• Entries supplied:
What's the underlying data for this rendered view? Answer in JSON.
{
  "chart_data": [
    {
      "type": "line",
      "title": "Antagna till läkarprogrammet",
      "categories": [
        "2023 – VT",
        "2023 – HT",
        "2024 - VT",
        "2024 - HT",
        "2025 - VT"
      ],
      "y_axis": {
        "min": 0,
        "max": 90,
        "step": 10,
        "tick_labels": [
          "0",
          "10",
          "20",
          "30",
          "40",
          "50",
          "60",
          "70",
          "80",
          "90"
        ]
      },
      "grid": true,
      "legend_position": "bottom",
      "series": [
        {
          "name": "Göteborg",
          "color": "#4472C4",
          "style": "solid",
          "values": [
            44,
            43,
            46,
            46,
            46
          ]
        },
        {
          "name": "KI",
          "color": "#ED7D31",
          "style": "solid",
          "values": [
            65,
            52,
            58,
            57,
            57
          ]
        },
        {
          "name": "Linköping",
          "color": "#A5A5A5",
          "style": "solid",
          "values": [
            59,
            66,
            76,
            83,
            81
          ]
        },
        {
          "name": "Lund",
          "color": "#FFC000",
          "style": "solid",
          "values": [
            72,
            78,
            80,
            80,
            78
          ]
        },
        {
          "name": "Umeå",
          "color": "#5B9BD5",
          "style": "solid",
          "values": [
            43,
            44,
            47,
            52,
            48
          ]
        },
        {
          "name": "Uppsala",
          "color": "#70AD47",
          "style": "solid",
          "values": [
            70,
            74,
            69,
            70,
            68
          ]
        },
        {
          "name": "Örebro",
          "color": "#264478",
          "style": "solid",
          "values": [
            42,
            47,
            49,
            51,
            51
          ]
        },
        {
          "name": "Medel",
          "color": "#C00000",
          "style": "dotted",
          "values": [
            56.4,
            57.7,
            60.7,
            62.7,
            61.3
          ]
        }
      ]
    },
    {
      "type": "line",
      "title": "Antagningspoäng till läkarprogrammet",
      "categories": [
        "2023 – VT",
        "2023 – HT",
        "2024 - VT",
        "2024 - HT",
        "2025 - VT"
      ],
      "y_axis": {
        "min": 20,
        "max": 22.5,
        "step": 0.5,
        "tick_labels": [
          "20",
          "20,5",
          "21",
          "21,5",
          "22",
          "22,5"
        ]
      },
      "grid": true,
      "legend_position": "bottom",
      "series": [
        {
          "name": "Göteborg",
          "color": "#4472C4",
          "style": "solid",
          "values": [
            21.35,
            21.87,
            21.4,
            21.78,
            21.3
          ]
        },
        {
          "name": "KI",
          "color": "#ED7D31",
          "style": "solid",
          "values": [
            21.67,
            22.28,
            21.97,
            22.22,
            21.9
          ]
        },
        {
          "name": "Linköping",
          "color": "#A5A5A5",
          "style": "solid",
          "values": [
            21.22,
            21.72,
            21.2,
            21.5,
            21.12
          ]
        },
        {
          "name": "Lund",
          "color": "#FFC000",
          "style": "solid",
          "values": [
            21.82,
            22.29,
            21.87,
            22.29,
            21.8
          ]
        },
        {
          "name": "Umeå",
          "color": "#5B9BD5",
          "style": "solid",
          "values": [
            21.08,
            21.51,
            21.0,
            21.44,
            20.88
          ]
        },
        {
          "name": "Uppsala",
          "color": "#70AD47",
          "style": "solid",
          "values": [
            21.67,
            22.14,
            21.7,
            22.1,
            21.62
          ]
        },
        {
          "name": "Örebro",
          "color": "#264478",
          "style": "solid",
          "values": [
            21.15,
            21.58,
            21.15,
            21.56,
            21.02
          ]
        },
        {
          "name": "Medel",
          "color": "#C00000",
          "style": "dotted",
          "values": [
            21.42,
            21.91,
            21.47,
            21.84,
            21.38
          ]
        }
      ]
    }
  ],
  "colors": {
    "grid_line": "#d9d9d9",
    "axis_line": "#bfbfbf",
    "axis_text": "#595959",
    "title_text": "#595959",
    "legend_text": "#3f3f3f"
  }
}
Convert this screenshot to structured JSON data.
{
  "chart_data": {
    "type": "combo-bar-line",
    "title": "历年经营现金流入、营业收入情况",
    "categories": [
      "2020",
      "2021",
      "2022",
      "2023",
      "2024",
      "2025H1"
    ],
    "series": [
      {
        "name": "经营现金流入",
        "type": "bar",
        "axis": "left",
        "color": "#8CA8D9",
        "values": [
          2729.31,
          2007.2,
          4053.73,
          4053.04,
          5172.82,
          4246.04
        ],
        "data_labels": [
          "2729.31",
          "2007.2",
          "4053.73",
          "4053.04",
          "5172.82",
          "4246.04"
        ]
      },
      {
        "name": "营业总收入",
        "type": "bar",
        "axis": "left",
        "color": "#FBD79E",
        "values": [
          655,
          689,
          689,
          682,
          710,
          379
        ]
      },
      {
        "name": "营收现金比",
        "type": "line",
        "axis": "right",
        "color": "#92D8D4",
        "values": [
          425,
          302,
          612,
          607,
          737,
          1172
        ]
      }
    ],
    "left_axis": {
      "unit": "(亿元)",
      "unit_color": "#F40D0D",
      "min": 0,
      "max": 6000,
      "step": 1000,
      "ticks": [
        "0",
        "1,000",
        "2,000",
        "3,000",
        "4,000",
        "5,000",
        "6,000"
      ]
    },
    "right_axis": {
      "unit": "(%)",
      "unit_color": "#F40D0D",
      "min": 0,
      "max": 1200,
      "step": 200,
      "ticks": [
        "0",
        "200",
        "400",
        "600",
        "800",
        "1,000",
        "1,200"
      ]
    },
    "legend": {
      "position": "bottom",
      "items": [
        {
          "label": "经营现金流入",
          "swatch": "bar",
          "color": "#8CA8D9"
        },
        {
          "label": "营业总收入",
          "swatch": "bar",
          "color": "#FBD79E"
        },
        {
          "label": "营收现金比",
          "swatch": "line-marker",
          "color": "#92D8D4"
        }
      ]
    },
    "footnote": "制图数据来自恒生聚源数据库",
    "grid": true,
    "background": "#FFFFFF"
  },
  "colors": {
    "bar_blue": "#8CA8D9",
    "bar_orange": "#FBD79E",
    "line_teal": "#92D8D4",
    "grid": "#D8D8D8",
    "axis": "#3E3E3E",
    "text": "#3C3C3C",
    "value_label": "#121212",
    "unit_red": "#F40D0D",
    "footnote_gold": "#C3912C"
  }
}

• The request: Would you give the material above again, complete and exact?

• Result for this exercise:
What's the underlying data for this rendered view? Answer in JSON.
{
  "chart_data": [
    {
      "type": "line",
      "title": "Antagna till läkarprogrammet",
      "categories": [
        "2023 – VT",
        "2023 – HT",
        "2024 - VT",
        "2024 - HT",
        "2025 - VT"
      ],
      "y_axis": {
        "min": 0,
        "max": 90,
        "step": 10,
        "tick_labels": [
          "0",
          "10",
          "20",
          "30",
          "40",
          "50",
          "60",
          "70",
          "80",
          "90"
        ]
      },
      "grid": true,
      "legend_position": "bottom",
      "series": [
        {
          "name": "Göteborg",
          "color": "#4472C4",
          "style": "solid",
          "values": [
            44,
            43,
            46,
            46,
            46
          ]
        },
        {
          "name": "KI",
          "color": "#ED7D31",
          "style": "solid",
          "values": [
            65,
            52,
            58,
            57,
            57
          ]
        },
        {
          "name": "Linköping",
          "color": "#A5A5A5",
          "style": "solid",
          "values": [
            59,
            66,
            76,
            83,
            81
          ]
        },
        {
          "name": "Lund",
          "color": "#FFC000",
          "style": "solid",
          "values": [
            72,
            78,
            80,
            80,
            78
          ]
        },
        {
          "name": "Umeå",
          "color": "#5B9BD5",
          "style": "solid",
          "values": [
            43,
            44,
            47,
            52,
            48
          ]
        },
        {
          "name": "Uppsala",
          "color": "#70AD47",
          "style": "solid",
          "values": [
            70,
            74,
            69,
            70,
            68
          ]
        },
        {
          "name": "Örebro",
          "color": "#264478",
          "style": "solid",
          "values": [
            42,
            47,
            49,
            51,
            51
          ]
        },
        {
          "name": "Medel",
          "color": "#C00000",
          "style": "dotted",
          "values": [
            56.4,
            57.7,
            60.7,
            62.7,
            61.3
          ]
        }
      ]
    },
    {
      "type": "line",
      "title": "Antagningspoäng till läkarprogrammet",
      "categories": [
        "2023 – VT",
        "2023 – HT",
        "2024 - VT",
        "2024 - HT",
        "2025 - VT"
      ],
      "y_axis": {
        "min": 20,
        "max": 22.5,
        "step": 0.5,
        "tick_labels": [
          "20",
          "20,5",
          "21",
          "21,5",
          "22",
          "22,5"
        ]
      },
      "grid": true,
      "legend_position": "bottom",
      "series": [
        {
          "name": "Göteborg",
          "color": "#4472C4",
          "style": "solid",
          "values": [
            21.35,
            21.87,
            21.4,
            21.78,
            21.3
          ]
        },
        {
          "name": "KI",
          "color": "#ED7D31",
          "style": "solid",
          "values": [
            21.67,
            22.28,
            21.97,
            22.22,
            21.9
          ]
        },
        {
          "name": "Linköping",
          "color": "#A5A5A5",
          "style": "solid",
          "values": [
            21.22,
            21.72,
            21.2,
            21.5,
            21.12
          ]
        },
        {
          "name": "Lund",
          "color": "#FFC000",
          "style": "solid",
          "values": [
            21.82,
            22.29,
            21.87,
            22.29,
            21.8
          ]
        },
        {
          "name": "Umeå",
          "color": "#5B9BD5",
          "style": "solid",
          "values": [
            21.08,
            21.51,
            21.0,
            21.44,
            20.88
          ]
        },
        {
          "name": "Uppsala",
          "color": "#70AD47",
          "style": "solid",
          "values": [
            21.67,
            22.14,
            21.7,
            22.1,
            21.62
          ]
        },
        {
          "name": "Örebro",
          "color": "#264478",
          "style": "solid",
          "values": [
            21.15,
            21.58,
            21.15,
            21.56,
            21.02
          ]
        },
        {
          "name": "Medel",
          "color": "#C00000",
          "style": "dotted",
          "values": [
            21.42,
            21.91,
            21.47,
            21.84,
            21.38
          ]
        }
      ]
    }
  ],
  "colors": {
    "grid_line": "#d9d9d9",
    "axis_line": "#bfbfbf",
    "axis_text": "#595959",
    "title_text": "#595959",
    "legend_text": "#3f3f3f"
  }
}
Convert this screenshot to structured JSON data.
{
  "chart_data": {
    "type": "combo-bar-line",
    "title": "历年经营现金流入、营业收入情况",
    "categories": [
      "2020",
      "2021",
      "2022",
      "2023",
      "2024",
      "2025H1"
    ],
    "series": [
      {
        "name": "经营现金流入",
        "type": "bar",
        "axis": "left",
        "color": "#8CA8D9",
        "values": [
          2729.31,
          2007.2,
          4053.73,
          4053.04,
          5172.82,
          4246.04
        ],
        "data_labels": [
          "2729.31",
          "2007.2",
          "4053.73",
          "4053.04",
          "5172.82",
          "4246.04"
        ]
      },
      {
        "name": "营业总收入",
        "type": "bar",
        "axis": "left",
        "color": "#FBD79E",
        "values": [
          655,
          689,
          689,
          682,
          710,
          379
        ]
      },
      {
        "name": "营收现金比",
        "type": "line",
        "axis": "right",
        "color": "#92D8D4",
        "values": [
          425,
          302,
          612,
          607,
          737,
          1172
        ]
      }
    ],
    "left_axis": {
      "unit": "(亿元)",
      "unit_color": "#F40D0D",
      "min": 0,
      "max": 6000,
      "step": 1000,
      "ticks": [
        "0",
        "1,000",
        "2,000",
        "3,000",
        "4,000",
        "5,000",
        "6,000"
      ]
    },
    "right_axis": {
      "unit": "(%)",
      "unit_color": "#F40D0D",
      "min": 0,
      "max": 1200,
      "step": 200,
      "ticks": [
        "0",
        "200",
        "400",
        "600",
        "800",
        "1,000",
        "1,200"
      ]
    },
    "legend": {
      "position": "bottom",
      "items": [
        {
          "label": "经营现金流入",
          "swatch": "bar",
          "color": "#8CA8D9"
        },
        {
          "label": "营业总收入",
          "swatch": "bar",
          "color": "#FBD79E"
        },
        {
          "label": "营收现金比",
          "swatch": "line-marker",
          "color": "#92D8D4"
        }
      ]
    },
    "footnote": "制图数据来自恒生聚源数据库",
    "grid": true,
    "background": "#FFFFFF"
  },
  "colors": {
    "bar_blue": "#8CA8D9",
    "bar_orange": "#FBD79E",
    "line_teal": "#92D8D4",
    "grid": "#D8D8D8",
    "axis": "#3E3E3E",
    "text": "#3C3C3C",
    "value_label": "#121212",
    "unit_red": "#F40D0D",
    "footnote_gold": "#C3912C"
  }
}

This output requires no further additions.